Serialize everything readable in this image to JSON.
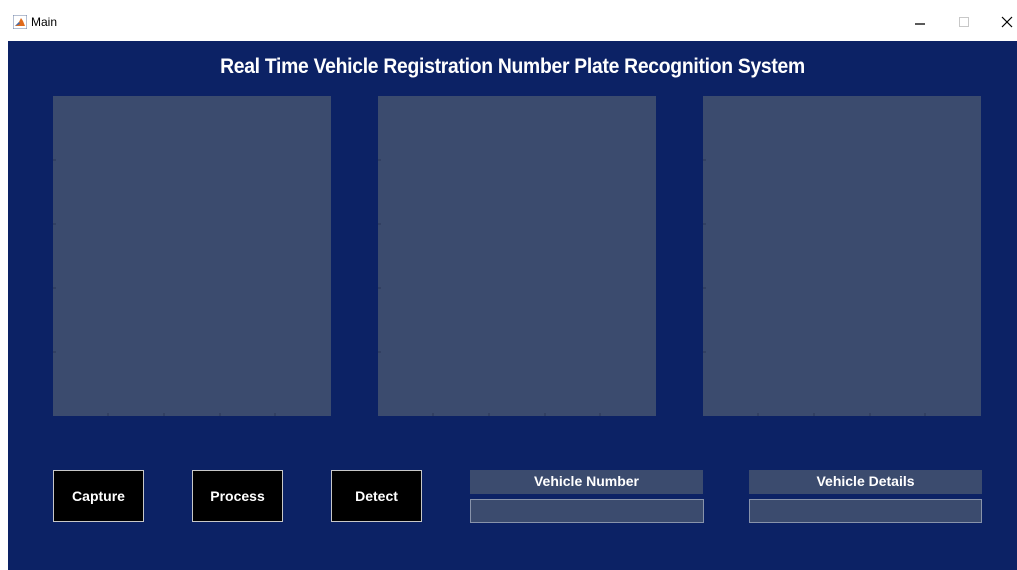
{
  "window": {
    "title": "Main",
    "icon": "matlab-icon",
    "controls": {
      "minimize": "–",
      "maximize": "☐",
      "close": "X"
    }
  },
  "figure": {
    "background": "#0c2265",
    "title": "Real Time Vehicle Registration Number Plate Recognition System",
    "axes": [
      {
        "name": "axes-1",
        "background": "#3b4b6e"
      },
      {
        "name": "axes-2",
        "background": "#3b4b6e"
      },
      {
        "name": "axes-3",
        "background": "#3b4b6e"
      }
    ],
    "buttons": {
      "capture": "Capture",
      "process": "Process",
      "detect": "Detect"
    },
    "vehicle_number": {
      "label": "Vehicle Number",
      "value": ""
    },
    "vehicle_details": {
      "label": "Vehicle Details",
      "value": ""
    }
  }
}
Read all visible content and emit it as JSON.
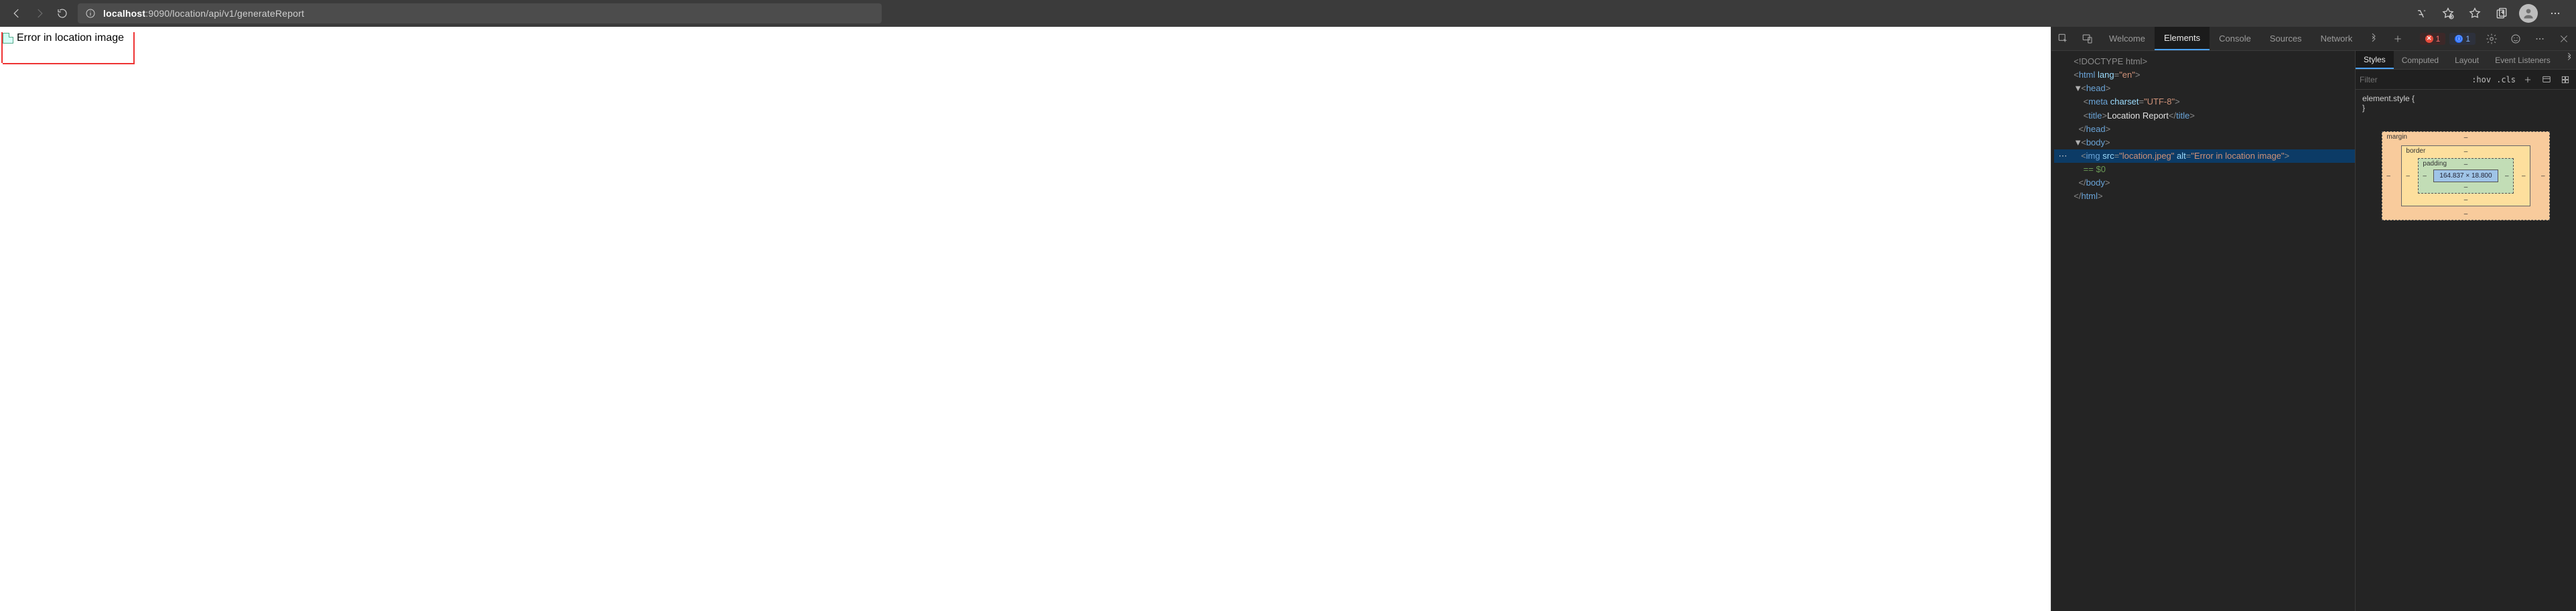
{
  "browser": {
    "url_host": "localhost",
    "url_rest": ":9090/location/api/v1/generateReport"
  },
  "page": {
    "broken_image_alt": "Error in location image"
  },
  "devtools": {
    "tabs": {
      "welcome": "Welcome",
      "elements": "Elements",
      "console": "Console",
      "sources": "Sources",
      "network": "Network"
    },
    "error_count": "1",
    "info_count": "1",
    "dom": {
      "doctype": "<!DOCTYPE html>",
      "html_open": "<html lang=\"en\">",
      "head_open": "<head>",
      "meta": "<meta charset=\"UTF-8\">",
      "title_open": "<title>",
      "title_text": "Location Report",
      "title_close": "</title>",
      "head_close": "</head>",
      "body_open": "<body>",
      "img": "<img src=\"location.jpeg\" alt=\"Error in location image\">",
      "eq0": "== $0",
      "body_close": "</body>",
      "html_close": "</html>"
    },
    "styles": {
      "tabs": {
        "styles": "Styles",
        "computed": "Computed",
        "layout": "Layout",
        "eventlisteners": "Event Listeners"
      },
      "filter_placeholder": "Filter",
      "hov": ":hov",
      "cls": ".cls",
      "element_style_open": "element.style {",
      "element_style_close": "}",
      "box": {
        "margin_label": "margin",
        "border_label": "border",
        "padding_label": "padding",
        "content_dims": "164.837 × 18.800",
        "dash": "–"
      }
    }
  }
}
== == ==
• **Exercise details**
Omit the pictures. Output every record above word for word.

• **Response to the task**
Serialize everything readable in this image to JSON.
{
  "window": {
    "title": "Main",
    "icon": "matlab-icon",
    "controls": {
      "minimize": "–",
      "maximize": "☐",
      "close": "X"
    }
  },
  "figure": {
    "background": "#0c2265",
    "title": "Real Time Vehicle Registration Number Plate Recognition System",
    "axes": [
      {
        "name": "axes-1",
        "background": "#3b4b6e"
      },
      {
        "name": "axes-2",
        "background": "#3b4b6e"
      },
      {
        "name": "axes-3",
        "background": "#3b4b6e"
      }
    ],
    "buttons": {
      "capture": "Capture",
      "process": "Process",
      "detect": "Detect"
    },
    "vehicle_number": {
      "label": "Vehicle Number",
      "value": ""
    },
    "vehicle_details": {
      "label": "Vehicle Details",
      "value": ""
    }
  }
}
Read all visible content and emit it as JSON.
{
  "browser": {
    "url_host": "localhost",
    "url_rest": ":9090/location/api/v1/generateReport"
  },
  "page": {
    "broken_image_alt": "Error in location image"
  },
  "devtools": {
    "tabs": {
      "welcome": "Welcome",
      "elements": "Elements",
      "console": "Console",
      "sources": "Sources",
      "network": "Network"
    },
    "error_count": "1",
    "info_count": "1",
    "dom": {
      "doctype": "<!DOCTYPE html>",
      "html_open": "<html lang=\"en\">",
      "head_open": "<head>",
      "meta": "<meta charset=\"UTF-8\">",
      "title_open": "<title>",
      "title_text": "Location Report",
      "title_close": "</title>",
      "head_close": "</head>",
      "body_open": "<body>",
      "img": "<img src=\"location.jpeg\" alt=\"Error in location image\">",
      "eq0": "== $0",
      "body_close": "</body>",
      "html_close": "</html>"
    },
    "styles": {
      "tabs": {
        "styles": "Styles",
        "computed": "Computed",
        "layout": "Layout",
        "eventlisteners": "Event Listeners"
      },
      "filter_placeholder": "Filter",
      "hov": ":hov",
      "cls": ".cls",
      "element_style_open": "element.style {",
      "element_style_close": "}",
      "box": {
        "margin_label": "margin",
        "border_label": "border",
        "padding_label": "padding",
        "content_dims": "164.837 × 18.800",
        "dash": "–"
      }
    }
  }
}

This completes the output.